<<<<
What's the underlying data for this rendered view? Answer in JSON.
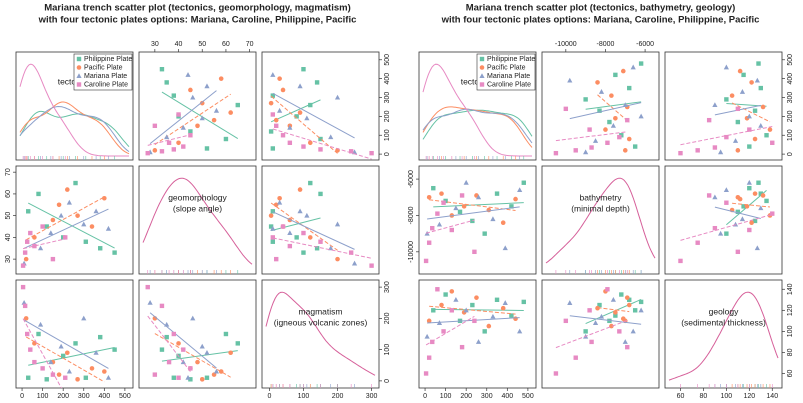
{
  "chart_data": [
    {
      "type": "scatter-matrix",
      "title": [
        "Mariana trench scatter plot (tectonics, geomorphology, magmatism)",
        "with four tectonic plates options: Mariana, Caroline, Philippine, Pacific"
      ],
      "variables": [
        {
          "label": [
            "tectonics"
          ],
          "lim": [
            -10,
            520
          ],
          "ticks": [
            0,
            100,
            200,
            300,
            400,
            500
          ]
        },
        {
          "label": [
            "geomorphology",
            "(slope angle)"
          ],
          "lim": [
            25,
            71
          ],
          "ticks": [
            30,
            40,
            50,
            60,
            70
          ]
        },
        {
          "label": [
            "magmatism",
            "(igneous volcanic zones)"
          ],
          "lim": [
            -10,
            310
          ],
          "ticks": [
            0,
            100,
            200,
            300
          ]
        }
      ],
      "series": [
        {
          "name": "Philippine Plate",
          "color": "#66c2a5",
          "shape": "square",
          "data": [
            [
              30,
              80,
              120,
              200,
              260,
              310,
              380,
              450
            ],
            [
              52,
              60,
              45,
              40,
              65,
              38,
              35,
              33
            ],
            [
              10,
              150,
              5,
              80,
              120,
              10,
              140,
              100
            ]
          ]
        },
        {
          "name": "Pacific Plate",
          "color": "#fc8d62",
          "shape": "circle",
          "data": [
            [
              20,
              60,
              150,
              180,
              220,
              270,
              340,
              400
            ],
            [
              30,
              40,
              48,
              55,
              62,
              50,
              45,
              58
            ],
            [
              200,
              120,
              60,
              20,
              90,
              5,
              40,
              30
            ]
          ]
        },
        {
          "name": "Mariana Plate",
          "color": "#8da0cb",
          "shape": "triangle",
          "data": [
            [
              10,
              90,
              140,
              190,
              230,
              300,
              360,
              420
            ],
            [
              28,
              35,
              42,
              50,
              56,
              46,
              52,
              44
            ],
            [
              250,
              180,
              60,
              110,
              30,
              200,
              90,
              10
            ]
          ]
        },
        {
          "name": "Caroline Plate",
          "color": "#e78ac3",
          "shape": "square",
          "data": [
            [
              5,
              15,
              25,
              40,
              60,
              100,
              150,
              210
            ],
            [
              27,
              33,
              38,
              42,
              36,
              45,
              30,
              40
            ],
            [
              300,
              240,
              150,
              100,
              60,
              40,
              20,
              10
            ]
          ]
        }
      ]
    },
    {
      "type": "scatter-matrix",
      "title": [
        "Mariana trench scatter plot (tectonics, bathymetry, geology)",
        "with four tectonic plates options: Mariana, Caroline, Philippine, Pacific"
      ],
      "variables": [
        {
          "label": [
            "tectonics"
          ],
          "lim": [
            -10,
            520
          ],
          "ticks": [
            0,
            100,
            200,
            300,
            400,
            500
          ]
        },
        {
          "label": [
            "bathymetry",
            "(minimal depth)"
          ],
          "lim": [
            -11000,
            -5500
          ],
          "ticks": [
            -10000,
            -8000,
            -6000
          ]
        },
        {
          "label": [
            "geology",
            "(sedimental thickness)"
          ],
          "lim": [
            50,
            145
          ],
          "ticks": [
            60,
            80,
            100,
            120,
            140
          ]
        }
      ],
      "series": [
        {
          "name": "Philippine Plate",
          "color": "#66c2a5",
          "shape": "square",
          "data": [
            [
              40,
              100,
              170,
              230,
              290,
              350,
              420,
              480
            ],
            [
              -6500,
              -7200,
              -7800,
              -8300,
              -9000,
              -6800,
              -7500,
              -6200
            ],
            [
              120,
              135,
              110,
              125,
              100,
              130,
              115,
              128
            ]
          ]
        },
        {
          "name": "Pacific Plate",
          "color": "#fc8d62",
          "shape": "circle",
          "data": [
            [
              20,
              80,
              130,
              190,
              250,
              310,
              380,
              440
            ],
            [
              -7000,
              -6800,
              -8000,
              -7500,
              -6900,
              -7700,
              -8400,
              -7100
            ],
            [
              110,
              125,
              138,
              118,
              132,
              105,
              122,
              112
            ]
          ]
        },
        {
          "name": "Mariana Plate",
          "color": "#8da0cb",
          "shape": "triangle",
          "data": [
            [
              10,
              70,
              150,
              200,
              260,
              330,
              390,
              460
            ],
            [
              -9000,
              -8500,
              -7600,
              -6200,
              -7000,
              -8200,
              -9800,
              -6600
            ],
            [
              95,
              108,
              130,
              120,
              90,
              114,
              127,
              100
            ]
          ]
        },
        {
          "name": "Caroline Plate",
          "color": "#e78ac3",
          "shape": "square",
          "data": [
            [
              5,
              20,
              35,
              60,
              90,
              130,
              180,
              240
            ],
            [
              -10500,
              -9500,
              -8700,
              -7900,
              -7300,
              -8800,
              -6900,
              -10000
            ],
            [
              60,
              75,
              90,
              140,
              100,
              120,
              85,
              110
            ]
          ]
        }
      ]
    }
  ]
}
>>>>
<<<<
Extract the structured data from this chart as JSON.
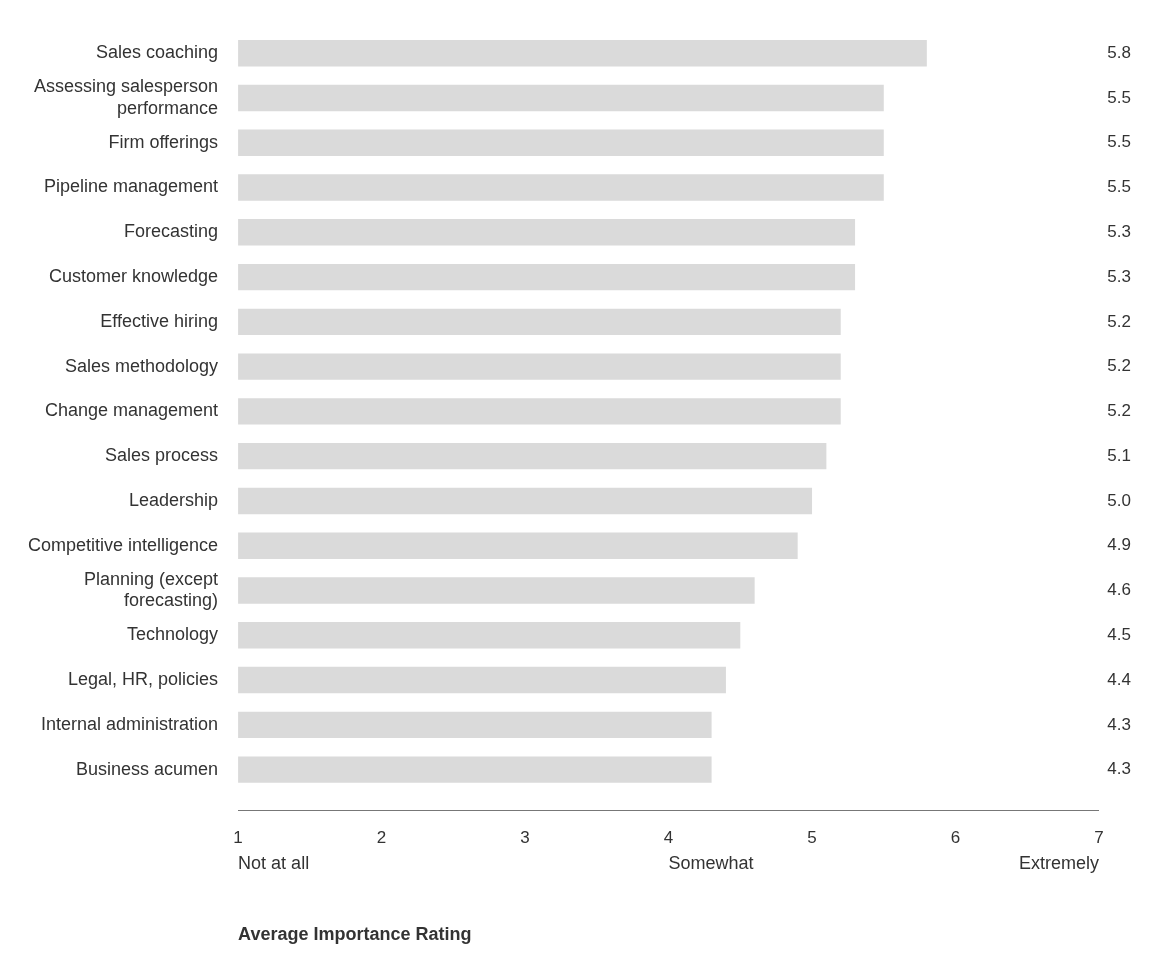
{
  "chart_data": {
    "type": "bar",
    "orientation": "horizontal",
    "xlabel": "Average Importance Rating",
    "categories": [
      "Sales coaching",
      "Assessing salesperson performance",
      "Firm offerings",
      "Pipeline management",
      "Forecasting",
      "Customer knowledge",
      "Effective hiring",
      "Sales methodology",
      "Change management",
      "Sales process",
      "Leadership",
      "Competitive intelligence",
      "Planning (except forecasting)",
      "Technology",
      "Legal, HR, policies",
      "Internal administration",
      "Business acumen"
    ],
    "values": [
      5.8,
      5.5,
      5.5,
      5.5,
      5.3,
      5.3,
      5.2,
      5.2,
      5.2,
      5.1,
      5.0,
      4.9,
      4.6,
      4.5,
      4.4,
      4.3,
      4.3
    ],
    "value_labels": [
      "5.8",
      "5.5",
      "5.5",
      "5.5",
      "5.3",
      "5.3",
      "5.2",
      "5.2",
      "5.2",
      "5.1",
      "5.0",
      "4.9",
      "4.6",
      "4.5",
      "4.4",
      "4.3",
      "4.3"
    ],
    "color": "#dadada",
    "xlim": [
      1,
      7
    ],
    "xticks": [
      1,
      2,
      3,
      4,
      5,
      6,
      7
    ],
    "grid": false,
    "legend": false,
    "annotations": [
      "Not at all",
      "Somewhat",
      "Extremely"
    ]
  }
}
>>>>
#### YOUR TASK
Copy out every line that includes the word "geomorphology".

#### THE SOLUTION
        "Mariana trench scatter plot (tectonics, geomorphology, magmatism)",
            "geomorphology",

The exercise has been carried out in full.